[Task description]: Reproduce, unchanged, the lines of the data from the one containing "Trade Receivables [452, 260, 461, 265]" through the one containing "Trade Payables [452, 99, 461, 105]", including both of those lines.

BEGIN Supplied data

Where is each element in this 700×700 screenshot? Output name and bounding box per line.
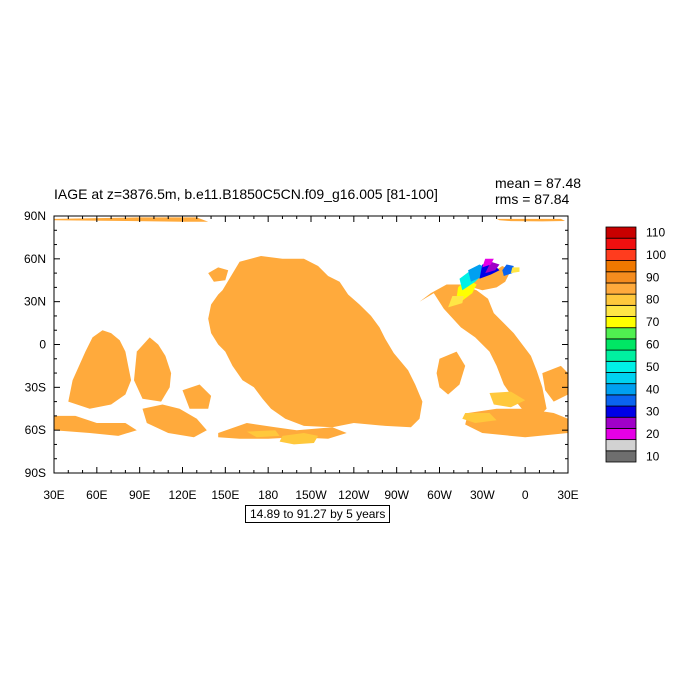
colorbar-box [605,360,637,373]
x-tick-label: 60W [427,488,452,502]
ocean-southern-yellow [279,433,319,445]
colorbar-box [605,237,637,250]
ocean-indian-east [134,337,172,402]
mean-statistic: mean = 87.48 [495,175,582,191]
contour-info-box: 14.89 to 91.27 by 5 years [245,505,391,523]
colorbar-label: 10 [646,449,660,463]
map-field [54,217,568,445]
x-tick-label: 30W [470,488,495,502]
ocean-pacific [208,256,423,428]
ocean-bering [253,261,290,272]
ocean-atlantic [419,284,547,416]
map-frame: 30E 60E 90E 120E 150E 180 150W 120W 90W 60W 30W 0 30… [24,209,579,502]
ocean-indian-west [68,330,132,409]
colorbar-label: 40 [646,382,660,396]
x-tick-label: 90E [129,488,150,502]
colorbar-box [605,271,637,284]
colorbar-label: 70 [646,315,660,329]
ocean-arctic-east [496,218,566,222]
colorbar-box [605,405,637,418]
x-tick-label: 90W [384,488,409,502]
colorbar: 10 20 30 40 50 60 70 80 90 100 110 [605,226,666,463]
colorbar-label: 60 [646,338,660,352]
ocean-young-water-patch [485,261,500,274]
colorbar-label: 20 [646,427,660,441]
y-tick-label: 30S [25,380,46,394]
colorbar-box [605,428,637,441]
ocean-atlantic-yellow [489,391,526,408]
colorbar-label: 90 [646,270,660,284]
y-tick-label: 90N [24,209,46,223]
colorbar-box [605,394,637,407]
ocean-indian-south [142,404,207,438]
x-tick-label: 120W [338,488,370,502]
ocean-arctic-west [54,217,209,222]
colorbar-box [605,316,637,329]
y-tick-label: 30N [24,295,46,309]
x-tick-label: 150E [211,488,239,502]
x-tick-label: 30E [557,488,578,502]
x-tick-label: 120E [168,488,196,502]
ocean-brazil-basin [436,351,466,395]
colorbar-box [605,327,637,340]
x-tick-label: 180 [258,488,278,502]
y-tick-label: 0 [39,338,46,352]
ocean-young-water-patch [510,267,520,274]
colorbar-box [605,304,637,317]
ocean-atlantic-yellow [462,413,497,423]
rms-statistic: rms = 87.84 [495,191,570,207]
colorbar-box [605,439,637,452]
colorbar-box [605,260,637,273]
x-tick-label: 60E [86,488,107,502]
colorbar-box [605,416,637,429]
ocean-young-water-patch [502,264,514,276]
y-tick-label: 60S [25,423,46,437]
ocean-okhotsk [208,267,229,282]
ocean-southern-yellow [246,430,280,438]
colorbar-box [605,248,637,261]
colorbar-label: 50 [646,360,660,374]
colorbar-box [605,226,637,239]
ocean-young-water-patch [482,258,494,268]
colorbar-box [605,349,637,362]
ocean-southern-indian [54,415,137,436]
colorbar-box [605,338,637,351]
ocean-australian-bight [182,384,212,409]
x-tick-label: 30E [43,488,64,502]
colorbar-box [605,383,637,396]
colorbar-label: 110 [646,226,665,240]
y-tick-label: 60N [24,252,46,266]
colorbar-label: 30 [646,405,660,419]
colorbar-box [605,372,637,385]
chart-title: IAGE at z=3876.5m, b.e11.B1850C5CN.f09_g… [54,186,438,202]
ocean-southern-pacific [218,423,347,439]
x-tick-label: 150W [295,488,327,502]
colorbar-label: 80 [646,293,660,307]
x-tick-label: 0 [522,488,529,502]
colorbar-box [605,282,637,295]
ocean-yellow-patch [448,296,464,308]
colorbar-box [605,450,637,463]
colorbar-box [605,293,637,306]
y-tick-label: 90S [25,466,46,480]
ocean-angola-basin [542,365,568,402]
colorbar-label: 100 [646,248,666,262]
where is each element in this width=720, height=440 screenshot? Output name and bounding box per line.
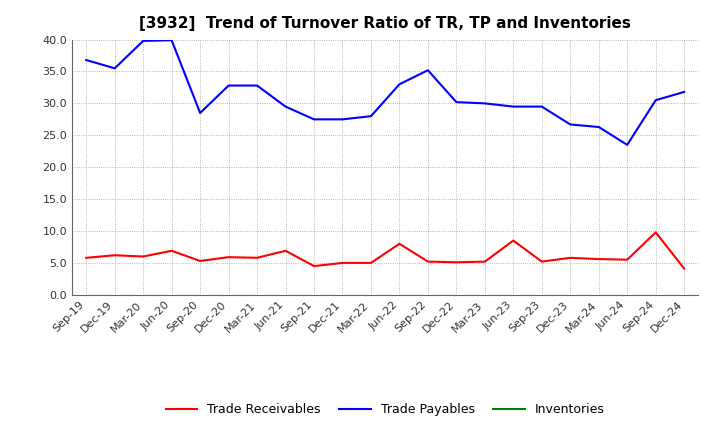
Trade Receivables [452, 260, 461, 265]
Trade Payables [366, 114, 375, 119]
Trade Receivables [566, 255, 575, 260]
Trade Receivables [338, 260, 347, 266]
Trade Receivables [366, 260, 375, 266]
Trade Receivables [423, 259, 432, 264]
Trade Payables [253, 83, 261, 88]
Trade Payables [395, 81, 404, 87]
Trade Payables [110, 66, 119, 71]
Trade Payables [452, 99, 461, 105]
Title: [3932]  Trend of Turnover Ratio of TR, TP and Inventories: [3932] Trend of Turnover Ratio of TR, TP… [139, 16, 631, 32]
Trade Payables [480, 101, 489, 106]
Trade Receivables [595, 257, 603, 262]
Trade Receivables [395, 241, 404, 246]
Trade Receivables [282, 248, 290, 253]
Trade Receivables [110, 253, 119, 258]
Trade Payables [282, 104, 290, 109]
Trade Payables [82, 57, 91, 62]
Line: Trade Receivables: Trade Receivables [86, 232, 684, 269]
Trade Receivables [623, 257, 631, 262]
Trade Payables [167, 37, 176, 43]
Trade Receivables [310, 264, 318, 269]
Trade Receivables [139, 254, 148, 259]
Trade Payables [537, 104, 546, 109]
Trade Payables [623, 142, 631, 147]
Trade Payables [566, 122, 575, 127]
Trade Receivables [537, 259, 546, 264]
Trade Receivables [480, 259, 489, 264]
Trade Receivables [167, 248, 176, 253]
Trade Payables [338, 117, 347, 122]
Trade Receivables [680, 266, 688, 271]
Trade Receivables [196, 258, 204, 264]
Trade Payables [139, 38, 148, 44]
Legend: Trade Receivables, Trade Payables, Inventories: Trade Receivables, Trade Payables, Inven… [161, 398, 610, 421]
Trade Receivables [509, 238, 518, 243]
Trade Receivables [82, 255, 91, 260]
Trade Payables [595, 125, 603, 130]
Trade Payables [652, 98, 660, 103]
Line: Trade Payables: Trade Payables [86, 40, 684, 145]
Trade Payables [225, 83, 233, 88]
Trade Payables [423, 68, 432, 73]
Trade Payables [310, 117, 318, 122]
Trade Receivables [652, 230, 660, 235]
Trade Payables [196, 110, 204, 116]
Trade Receivables [253, 255, 261, 260]
Trade Payables [680, 89, 688, 95]
Trade Receivables [225, 254, 233, 260]
Trade Payables [509, 104, 518, 109]
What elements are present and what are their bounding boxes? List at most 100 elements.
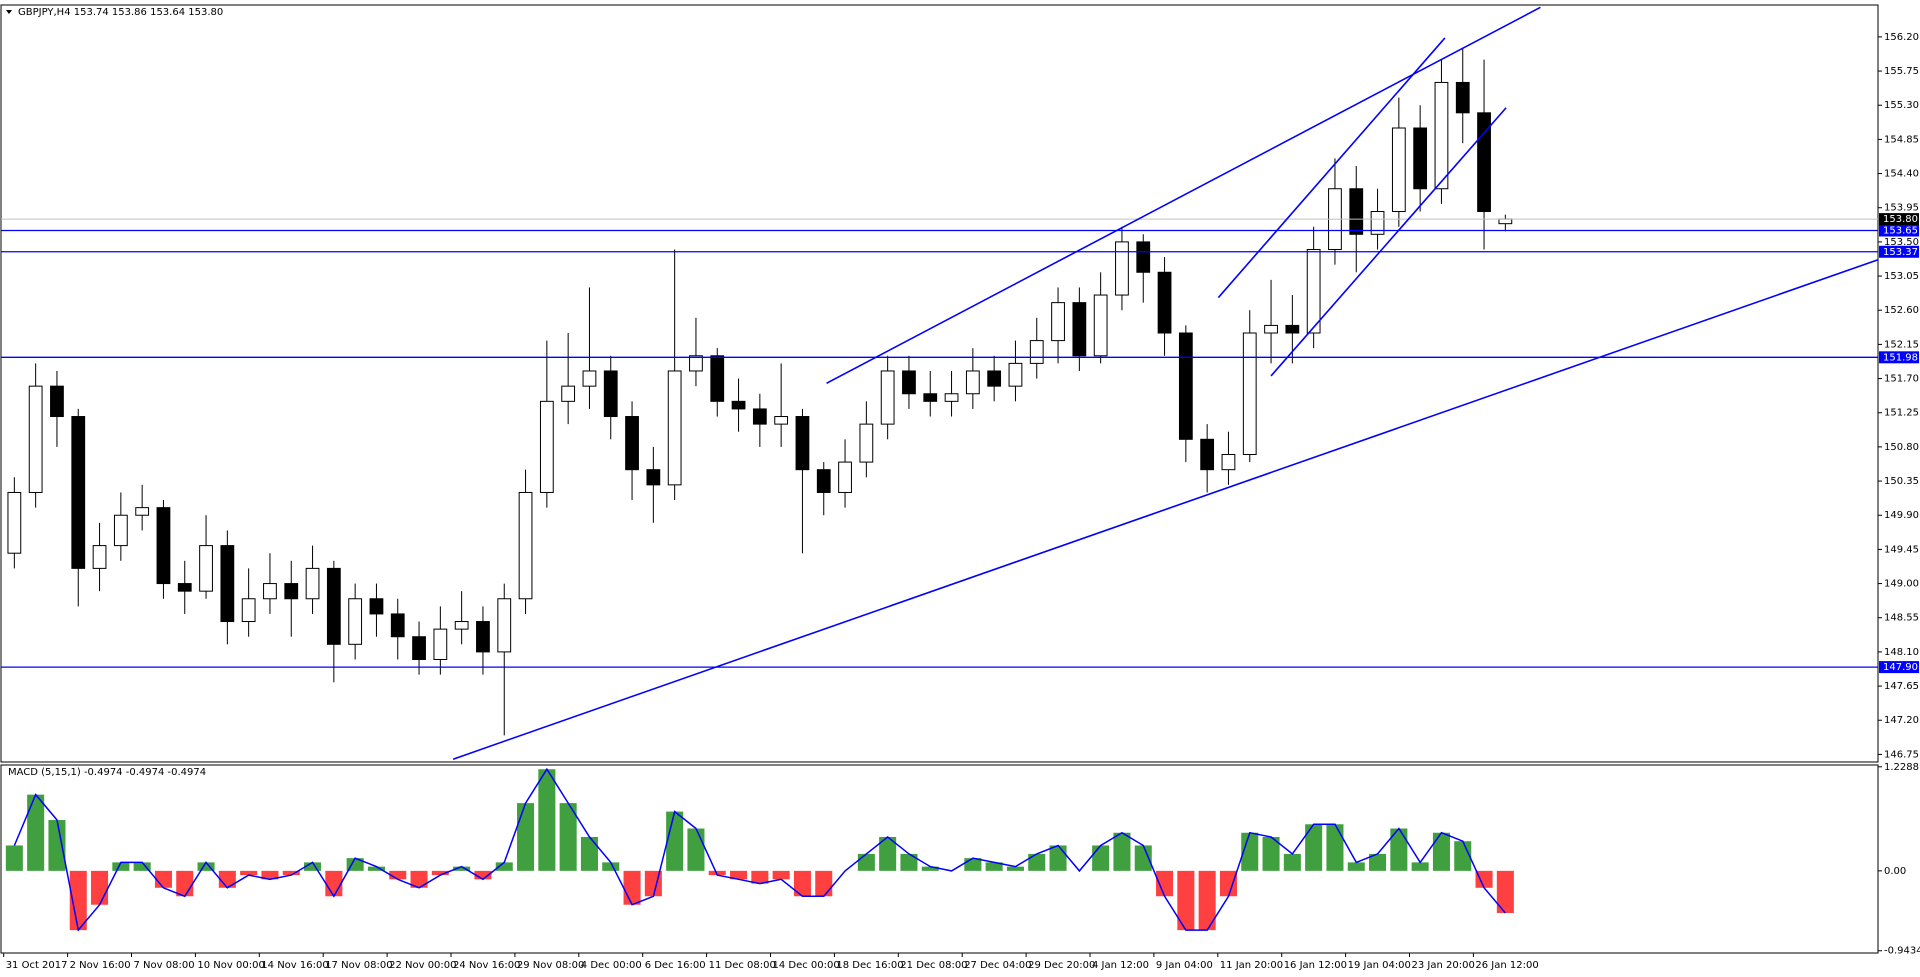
trendline	[826, 6, 1541, 384]
candle-body	[1178, 332, 1193, 440]
macd-bar	[261, 870, 279, 880]
macd-bar	[1347, 862, 1365, 871]
y-tick-label: 149.90	[1884, 510, 1919, 521]
candle-body	[1051, 302, 1065, 342]
y-tick-label: 146.75	[1884, 749, 1919, 760]
candle-body	[902, 370, 916, 395]
x-tick-label: 16 Jan 12:00	[1284, 960, 1347, 971]
macd-bar	[1283, 853, 1301, 871]
macd-bar	[687, 828, 705, 871]
x-tick-label: 17 Nov 08:00	[325, 960, 392, 971]
x-tick-label: 27 Dec 04:00	[964, 960, 1031, 971]
y-tick-label: 152.60	[1884, 305, 1919, 316]
macd-bar	[240, 870, 258, 876]
candle-body	[539, 400, 554, 493]
macd-bar	[580, 836, 598, 871]
macd-bar	[1028, 853, 1046, 871]
macd-bar	[346, 858, 364, 871]
macd-bar	[410, 870, 428, 888]
candle-body	[71, 416, 86, 569]
candle-body	[1093, 294, 1108, 357]
y-tick-label: 1.2288	[1884, 762, 1919, 773]
y-tick-label: 150.35	[1884, 476, 1919, 487]
candle-body	[433, 628, 448, 660]
level-label: 147.90	[1883, 662, 1918, 673]
candle-body	[518, 491, 533, 600]
macd-bar	[623, 870, 641, 905]
x-tick-label: 22 Nov 00:00	[389, 960, 456, 971]
y-tick-label: 148.10	[1884, 647, 1919, 658]
macd-bar	[1092, 845, 1110, 871]
level-tag	[1879, 224, 1919, 237]
macd-bar	[176, 870, 194, 897]
macd-bar	[1432, 832, 1450, 871]
macd-bar	[197, 862, 215, 871]
candle-body	[1242, 332, 1257, 455]
level-tag	[1879, 351, 1919, 364]
candle-body	[135, 507, 150, 516]
level-label: 153.37	[1883, 247, 1918, 258]
macd-bar	[1006, 866, 1024, 871]
candle-body	[199, 545, 213, 592]
macd-bar	[474, 870, 492, 880]
candle-body	[1200, 438, 1215, 471]
candle-body	[28, 385, 43, 493]
candle-body	[774, 416, 789, 425]
candle-body	[263, 583, 277, 600]
x-tick-label: 14 Nov 16:00	[261, 960, 328, 971]
y-tick-label: 147.65	[1884, 681, 1919, 692]
x-tick-label: 2 Nov 16:00	[70, 960, 131, 971]
candle-body	[326, 567, 341, 645]
x-tick-label: 26 Jan 12:00	[1475, 960, 1538, 971]
trendline	[1270, 107, 1507, 377]
candle-body	[795, 416, 810, 471]
symbol-header: GBPJPY,H4 153.74 153.86 153.64 153.80	[18, 7, 223, 18]
macd-bar	[389, 870, 407, 880]
macd-bar	[1475, 870, 1493, 888]
macd-bar	[304, 862, 322, 871]
candle-body	[752, 408, 767, 425]
y-tick-label: 150.80	[1884, 442, 1919, 453]
candle-body	[1498, 218, 1513, 225]
candle-body	[880, 370, 895, 425]
x-tick-label: 11 Dec 08:00	[709, 960, 776, 971]
candle-body	[1413, 127, 1428, 190]
macd-bar	[112, 862, 130, 871]
macd-bar	[517, 803, 535, 871]
y-tick-label: 148.55	[1884, 613, 1919, 624]
y-tick-label: 149.00	[1884, 579, 1919, 590]
candle-body	[1072, 302, 1087, 357]
candle-body	[667, 370, 682, 486]
macd-bar	[325, 870, 343, 897]
x-tick-label: 24 Nov 16:00	[453, 960, 520, 971]
candle-body	[348, 598, 363, 645]
x-tick-label: 14 Dec 00:00	[773, 960, 840, 971]
candle-body	[561, 385, 576, 402]
candle-body	[965, 370, 980, 395]
candle-body	[710, 355, 725, 402]
candle-body	[305, 567, 320, 600]
macd-bar	[1156, 870, 1174, 897]
macd-panel	[0, 764, 1879, 954]
macd-bar	[218, 870, 236, 888]
macd-bar	[5, 845, 23, 871]
macd-bar	[1369, 853, 1387, 871]
y-tick-label: 147.20	[1884, 715, 1919, 726]
candle-body	[838, 461, 852, 493]
macd-bar	[133, 862, 151, 871]
candle-body	[625, 416, 639, 471]
macd-bar	[985, 862, 1003, 871]
candle-body	[1391, 127, 1406, 213]
candle-body	[113, 514, 128, 547]
x-tick-label: 9 Jan 04:00	[1156, 960, 1213, 971]
level-tag	[1879, 661, 1919, 674]
macd-bar	[857, 853, 875, 871]
macd-bar	[921, 866, 939, 871]
candle-body	[1008, 362, 1023, 387]
candle-body	[284, 583, 299, 600]
macd-bar	[1390, 828, 1408, 871]
menu-arrow[interactable]	[6, 10, 12, 14]
candle-body	[369, 598, 384, 615]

END Supplied data

[Result]:
Trade Receivables [452, 260, 461, 265]
Trade Payables [366, 114, 375, 119]
Trade Receivables [566, 255, 575, 260]
Trade Receivables [338, 260, 347, 266]
Trade Receivables [366, 260, 375, 266]
Trade Receivables [423, 259, 432, 264]
Trade Payables [253, 83, 261, 88]
Trade Payables [395, 81, 404, 87]
Trade Payables [110, 66, 119, 71]
Trade Payables [452, 99, 461, 105]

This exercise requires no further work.